→ WHAT IS REQUIRED
Every line of the material is to be repeated exactly as it stands.

→ Records from a data source
>> BEGIN

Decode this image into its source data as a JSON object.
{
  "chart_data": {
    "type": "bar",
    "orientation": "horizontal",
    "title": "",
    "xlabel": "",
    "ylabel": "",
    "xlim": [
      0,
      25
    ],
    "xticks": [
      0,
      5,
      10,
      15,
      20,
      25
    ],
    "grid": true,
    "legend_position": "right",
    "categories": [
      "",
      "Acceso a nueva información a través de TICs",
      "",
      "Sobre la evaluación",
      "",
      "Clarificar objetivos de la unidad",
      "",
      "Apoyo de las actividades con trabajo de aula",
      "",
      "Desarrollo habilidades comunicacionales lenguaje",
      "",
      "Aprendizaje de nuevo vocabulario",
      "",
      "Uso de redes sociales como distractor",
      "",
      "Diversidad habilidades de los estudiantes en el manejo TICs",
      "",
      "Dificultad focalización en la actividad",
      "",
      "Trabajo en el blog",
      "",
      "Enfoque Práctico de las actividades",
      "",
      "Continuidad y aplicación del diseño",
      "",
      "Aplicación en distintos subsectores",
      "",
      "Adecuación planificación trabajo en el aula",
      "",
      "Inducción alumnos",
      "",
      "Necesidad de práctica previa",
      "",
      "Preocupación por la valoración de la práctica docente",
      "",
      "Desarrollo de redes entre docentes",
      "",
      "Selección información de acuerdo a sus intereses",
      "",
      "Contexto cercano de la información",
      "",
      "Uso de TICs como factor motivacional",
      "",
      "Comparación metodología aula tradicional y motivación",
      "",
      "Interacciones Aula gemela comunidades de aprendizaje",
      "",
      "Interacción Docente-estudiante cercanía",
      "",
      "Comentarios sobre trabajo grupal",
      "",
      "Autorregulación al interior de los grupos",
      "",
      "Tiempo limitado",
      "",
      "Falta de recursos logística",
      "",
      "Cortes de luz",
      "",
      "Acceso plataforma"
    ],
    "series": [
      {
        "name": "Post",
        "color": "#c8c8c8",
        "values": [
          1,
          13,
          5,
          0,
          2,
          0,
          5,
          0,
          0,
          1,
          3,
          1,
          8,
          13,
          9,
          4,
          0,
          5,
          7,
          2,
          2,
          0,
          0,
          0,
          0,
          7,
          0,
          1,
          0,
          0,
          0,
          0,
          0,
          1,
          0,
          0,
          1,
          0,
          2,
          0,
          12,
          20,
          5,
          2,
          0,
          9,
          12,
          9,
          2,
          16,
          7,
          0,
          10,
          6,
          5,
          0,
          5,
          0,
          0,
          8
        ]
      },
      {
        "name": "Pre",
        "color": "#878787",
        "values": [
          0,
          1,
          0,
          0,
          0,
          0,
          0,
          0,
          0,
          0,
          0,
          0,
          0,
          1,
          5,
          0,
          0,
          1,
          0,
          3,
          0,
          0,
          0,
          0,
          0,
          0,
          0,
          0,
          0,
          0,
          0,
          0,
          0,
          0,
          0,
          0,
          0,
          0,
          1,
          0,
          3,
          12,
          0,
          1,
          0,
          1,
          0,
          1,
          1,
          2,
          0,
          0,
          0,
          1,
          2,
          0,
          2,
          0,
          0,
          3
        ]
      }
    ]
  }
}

>> END

→ COMPLETED TASK
Decode this image into its source data as a JSON object.
{
  "chart_data": {
    "type": "bar",
    "orientation": "horizontal",
    "title": "",
    "xlabel": "",
    "ylabel": "",
    "xlim": [
      0,
      25
    ],
    "xticks": [
      0,
      5,
      10,
      15,
      20,
      25
    ],
    "grid": true,
    "legend_position": "right",
    "categories": [
      "",
      "Acceso a nueva información a través de TICs",
      "",
      "Sobre la evaluación",
      "",
      "Clarificar objetivos de la unidad",
      "",
      "Apoyo de las actividades con trabajo de aula",
      "",
      "Desarrollo habilidades comunicacionales lenguaje",
      "",
      "Aprendizaje de nuevo vocabulario",
      "",
      "Uso de redes sociales como distractor",
      "",
      "Diversidad habilidades de los estudiantes en el manejo TICs",
      "",
      "Dificultad focalización en la actividad",
      "",
      "Trabajo en el blog",
      "",
      "Enfoque Práctico de las actividades",
      "",
      "Continuidad y aplicación del diseño",
      "",
      "Aplicación en distintos subsectores",
      "",
      "Adecuación planificación trabajo en el aula",
      "",
      "Inducción alumnos",
      "",
      "Necesidad de práctica previa",
      "",
      "Preocupación por la valoración de la práctica docente",
      "",
      "Desarrollo de redes entre docentes",
      "",
      "Selección información de acuerdo a sus intereses",
      "",
      "Contexto cercano de la información",
      "",
      "Uso de TICs como factor motivacional",
      "",
      "Comparación metodología aula tradicional y motivación",
      "",
      "Interacciones Aula gemela comunidades de aprendizaje",
      "",
      "Interacción Docente-estudiante cercanía",
      "",
      "Comentarios sobre trabajo grupal",
      "",
      "Autorregulación al interior de los grupos",
      "",
      "Tiempo limitado",
      "",
      "Falta de recursos logística",
      "",
      "Cortes de luz",
      "",
      "Acceso plataforma"
    ],
    "series": [
      {
        "name": "Post",
        "color": "#c8c8c8",
        "values": [
          1,
          13,
          5,
          0,
          2,
          0,
          5,
          0,
          0,
          1,
          3,
          1,
          8,
          13,
          9,
          4,
          0,
          5,
          7,
          2,
          2,
          0,
          0,
          0,
          0,
          7,
          0,
          1,
          0,
          0,
          0,
          0,
          0,
          1,
          0,
          0,
          1,
          0,
          2,
          0,
          12,
          20,
          5,
          2,
          0,
          9,
          12,
          9,
          2,
          16,
          7,
          0,
          10,
          6,
          5,
          0,
          5,
          0,
          0,
          8
        ]
      },
      {
        "name": "Pre",
        "color": "#878787",
        "values": [
          0,
          1,
          0,
          0,
          0,
          0,
          0,
          0,
          0,
          0,
          0,
          0,
          0,
          1,
          5,
          0,
          0,
          1,
          0,
          3,
          0,
          0,
          0,
          0,
          0,
          0,
          0,
          0,
          0,
          0,
          0,
          0,
          0,
          0,
          0,
          0,
          0,
          0,
          1,
          0,
          3,
          12,
          0,
          1,
          0,
          1,
          0,
          1,
          1,
          2,
          0,
          0,
          0,
          1,
          2,
          0,
          2,
          0,
          0,
          3
        ]
      }
    ]
  }
}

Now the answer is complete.